* BEGIN EXTRACTED DATA *

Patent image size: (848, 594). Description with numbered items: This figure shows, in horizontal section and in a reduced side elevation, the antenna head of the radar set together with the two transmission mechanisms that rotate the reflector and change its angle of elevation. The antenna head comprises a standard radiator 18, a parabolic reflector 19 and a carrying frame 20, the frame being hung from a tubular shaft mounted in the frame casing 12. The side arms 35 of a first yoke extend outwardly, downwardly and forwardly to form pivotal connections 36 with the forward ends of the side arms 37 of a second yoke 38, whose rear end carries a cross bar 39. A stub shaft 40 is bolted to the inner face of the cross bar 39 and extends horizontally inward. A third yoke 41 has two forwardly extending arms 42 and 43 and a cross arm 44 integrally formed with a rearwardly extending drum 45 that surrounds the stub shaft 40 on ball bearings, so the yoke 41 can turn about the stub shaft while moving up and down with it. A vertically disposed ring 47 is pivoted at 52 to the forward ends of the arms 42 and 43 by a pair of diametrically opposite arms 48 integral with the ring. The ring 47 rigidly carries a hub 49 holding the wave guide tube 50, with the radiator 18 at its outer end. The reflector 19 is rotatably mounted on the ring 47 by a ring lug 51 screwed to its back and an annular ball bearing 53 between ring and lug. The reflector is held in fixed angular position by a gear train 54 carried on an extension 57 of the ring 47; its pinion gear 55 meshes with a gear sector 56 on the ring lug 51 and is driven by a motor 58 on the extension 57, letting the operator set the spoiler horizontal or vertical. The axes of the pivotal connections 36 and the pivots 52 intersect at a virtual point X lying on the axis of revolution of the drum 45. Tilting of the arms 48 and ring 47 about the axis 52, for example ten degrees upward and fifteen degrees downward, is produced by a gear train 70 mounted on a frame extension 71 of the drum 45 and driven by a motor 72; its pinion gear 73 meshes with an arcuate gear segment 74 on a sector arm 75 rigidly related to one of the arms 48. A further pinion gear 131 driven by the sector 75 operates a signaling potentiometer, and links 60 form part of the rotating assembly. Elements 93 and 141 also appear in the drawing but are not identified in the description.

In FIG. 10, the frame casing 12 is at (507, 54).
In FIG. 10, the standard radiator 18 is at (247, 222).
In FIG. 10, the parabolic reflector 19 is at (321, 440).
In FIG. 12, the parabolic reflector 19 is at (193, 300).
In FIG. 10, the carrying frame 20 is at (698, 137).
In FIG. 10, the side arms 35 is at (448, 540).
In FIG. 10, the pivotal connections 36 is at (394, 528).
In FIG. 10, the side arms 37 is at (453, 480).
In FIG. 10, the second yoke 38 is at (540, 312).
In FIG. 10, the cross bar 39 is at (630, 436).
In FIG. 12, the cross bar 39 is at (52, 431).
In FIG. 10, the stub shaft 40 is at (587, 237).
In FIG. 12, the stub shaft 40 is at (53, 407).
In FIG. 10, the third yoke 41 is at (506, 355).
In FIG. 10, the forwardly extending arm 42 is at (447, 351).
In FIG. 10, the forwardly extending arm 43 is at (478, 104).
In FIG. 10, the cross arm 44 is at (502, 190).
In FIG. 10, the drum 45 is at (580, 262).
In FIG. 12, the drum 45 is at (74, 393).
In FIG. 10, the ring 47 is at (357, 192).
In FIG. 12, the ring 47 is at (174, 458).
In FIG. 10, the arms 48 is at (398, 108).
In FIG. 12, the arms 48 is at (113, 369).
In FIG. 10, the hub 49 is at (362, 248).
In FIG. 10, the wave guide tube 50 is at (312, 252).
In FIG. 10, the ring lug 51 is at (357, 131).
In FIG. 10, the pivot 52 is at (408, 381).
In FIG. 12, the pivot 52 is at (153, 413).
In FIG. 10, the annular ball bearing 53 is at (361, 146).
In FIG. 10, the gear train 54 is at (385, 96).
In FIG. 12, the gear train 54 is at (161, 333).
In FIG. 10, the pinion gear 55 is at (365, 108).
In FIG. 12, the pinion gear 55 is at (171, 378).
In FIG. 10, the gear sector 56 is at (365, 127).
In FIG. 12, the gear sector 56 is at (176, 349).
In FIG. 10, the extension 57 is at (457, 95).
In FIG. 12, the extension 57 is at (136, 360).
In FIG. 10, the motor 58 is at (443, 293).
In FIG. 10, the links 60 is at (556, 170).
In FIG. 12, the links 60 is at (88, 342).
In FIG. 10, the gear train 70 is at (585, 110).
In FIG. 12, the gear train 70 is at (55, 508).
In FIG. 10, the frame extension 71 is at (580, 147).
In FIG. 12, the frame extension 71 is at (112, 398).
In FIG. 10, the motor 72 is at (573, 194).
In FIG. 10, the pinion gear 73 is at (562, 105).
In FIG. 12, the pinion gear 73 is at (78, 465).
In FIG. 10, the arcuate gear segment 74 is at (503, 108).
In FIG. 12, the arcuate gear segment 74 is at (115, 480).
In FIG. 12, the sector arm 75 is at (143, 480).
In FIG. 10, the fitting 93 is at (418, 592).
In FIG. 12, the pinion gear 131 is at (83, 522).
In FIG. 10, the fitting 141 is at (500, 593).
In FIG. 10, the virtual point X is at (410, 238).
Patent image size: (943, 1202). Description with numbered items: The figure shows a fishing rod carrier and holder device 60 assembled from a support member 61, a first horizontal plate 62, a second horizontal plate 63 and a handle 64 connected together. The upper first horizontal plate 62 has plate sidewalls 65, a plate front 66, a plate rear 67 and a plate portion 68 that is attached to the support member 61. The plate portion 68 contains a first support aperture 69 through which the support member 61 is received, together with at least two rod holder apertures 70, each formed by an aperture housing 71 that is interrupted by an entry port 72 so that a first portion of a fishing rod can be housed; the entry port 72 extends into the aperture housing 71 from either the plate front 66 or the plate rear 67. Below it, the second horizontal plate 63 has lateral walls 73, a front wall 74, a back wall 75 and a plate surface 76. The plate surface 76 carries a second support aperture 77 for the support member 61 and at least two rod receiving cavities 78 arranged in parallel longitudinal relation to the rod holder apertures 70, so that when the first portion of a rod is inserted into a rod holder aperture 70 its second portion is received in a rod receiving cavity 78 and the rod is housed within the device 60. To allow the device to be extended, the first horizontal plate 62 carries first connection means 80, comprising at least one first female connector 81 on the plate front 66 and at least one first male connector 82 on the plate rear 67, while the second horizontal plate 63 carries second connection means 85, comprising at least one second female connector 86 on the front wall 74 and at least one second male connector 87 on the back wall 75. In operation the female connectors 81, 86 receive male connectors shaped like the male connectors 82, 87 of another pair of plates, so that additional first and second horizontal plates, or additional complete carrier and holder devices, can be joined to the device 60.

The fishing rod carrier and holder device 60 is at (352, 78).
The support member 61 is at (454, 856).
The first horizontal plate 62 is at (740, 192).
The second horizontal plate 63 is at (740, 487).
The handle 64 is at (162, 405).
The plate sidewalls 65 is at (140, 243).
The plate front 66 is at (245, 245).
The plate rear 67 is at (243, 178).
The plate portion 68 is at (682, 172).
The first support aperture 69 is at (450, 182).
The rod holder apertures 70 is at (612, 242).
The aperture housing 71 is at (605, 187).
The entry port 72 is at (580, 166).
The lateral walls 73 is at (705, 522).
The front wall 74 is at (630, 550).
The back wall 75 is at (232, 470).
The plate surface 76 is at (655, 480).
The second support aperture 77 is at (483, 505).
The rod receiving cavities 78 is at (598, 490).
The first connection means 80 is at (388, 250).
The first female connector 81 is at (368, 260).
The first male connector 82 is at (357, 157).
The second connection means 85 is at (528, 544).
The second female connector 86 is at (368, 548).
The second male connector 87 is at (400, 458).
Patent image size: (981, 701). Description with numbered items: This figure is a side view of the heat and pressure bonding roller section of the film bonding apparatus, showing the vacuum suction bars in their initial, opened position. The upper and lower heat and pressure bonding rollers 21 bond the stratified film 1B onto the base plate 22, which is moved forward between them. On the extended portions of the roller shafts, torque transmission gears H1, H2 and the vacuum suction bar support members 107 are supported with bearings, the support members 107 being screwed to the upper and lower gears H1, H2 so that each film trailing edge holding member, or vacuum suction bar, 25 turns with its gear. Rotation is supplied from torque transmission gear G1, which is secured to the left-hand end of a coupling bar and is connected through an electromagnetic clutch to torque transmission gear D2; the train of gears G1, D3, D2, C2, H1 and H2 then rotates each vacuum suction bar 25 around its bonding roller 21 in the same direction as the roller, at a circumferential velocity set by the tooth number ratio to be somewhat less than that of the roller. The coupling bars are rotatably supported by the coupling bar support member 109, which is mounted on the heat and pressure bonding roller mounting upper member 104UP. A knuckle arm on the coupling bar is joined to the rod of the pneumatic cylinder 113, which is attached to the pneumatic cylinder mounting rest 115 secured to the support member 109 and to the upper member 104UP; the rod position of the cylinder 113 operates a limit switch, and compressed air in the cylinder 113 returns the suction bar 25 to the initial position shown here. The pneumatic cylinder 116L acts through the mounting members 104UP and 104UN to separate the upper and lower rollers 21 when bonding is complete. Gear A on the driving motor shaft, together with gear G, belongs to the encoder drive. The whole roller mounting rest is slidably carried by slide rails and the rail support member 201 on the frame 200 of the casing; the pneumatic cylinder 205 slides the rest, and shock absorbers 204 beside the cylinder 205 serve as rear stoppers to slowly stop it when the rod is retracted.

* END EXTRACTED DATA *

### WHAT IS REQUIRED
Render everything from the line containing "Patent image size: (943, 1202)." down to the line containing "The support member 61 is at (454, 856)." in the records above as a JSON list of strings, one string per line, leaving out blank lines.

### OUTPUT
[
  "Patent image size: (943, 1202). Description with numbered items: The figure shows a fishing rod carrier and holder device 60 assembled from a support member 61, a first horizontal plate 62, a second horizontal plate 63 and a handle 64 connected together. The upper first horizontal plate 62 has plate sidewalls 65, a plate front 66, a plate rear 67 and a plate portion 68 that is attached to the support member 61. The plate portion 68 contains a first support aperture 69 through which the support member 61 is received, together with at least two rod holder apertures 70, each formed by an aperture housing 71 that is interrupted by an entry port 72 so that a first portion of a fishing rod can be housed; the entry port 72 extends into the aperture housing 71 from either the plate front 66 or the plate rear 67. Below it, the second horizontal plate 63 has lateral walls 73, a front wall 74, a back wall 75 and a plate surface 76. The plate surface 76 carries a second support aperture 77 for the support member 61 and at least two rod receiving cavities 78 arranged in parallel longitudinal relation to the rod holder apertures 70, so that when the first portion of a rod is inserted into a rod holder aperture 70 its second portion is received in a rod receiving cavity 78 and the rod is housed within the device 60. To allow the device to be extended, the first horizontal plate 62 carries first connection means 80, comprising at least one first female connector 81 on the plate front 66 and at least one first male connector 82 on the plate rear 67, while the second horizontal plate 63 carries second connection means 85, comprising at least one second female connector 86 on the front wall 74 and at least one second male connector 87 on the back wall 75. In operation the female connectors 81, 86 receive male connectors shaped like the male connectors 82, 87 of another pair of plates, so that additional first and second horizontal plates, or additional complete carrier and holder devices, can be joined to the device 60.",
  "The fishing rod carrier and holder device 60 is at (352, 78).",
  "The support member 61 is at (454, 856)."
]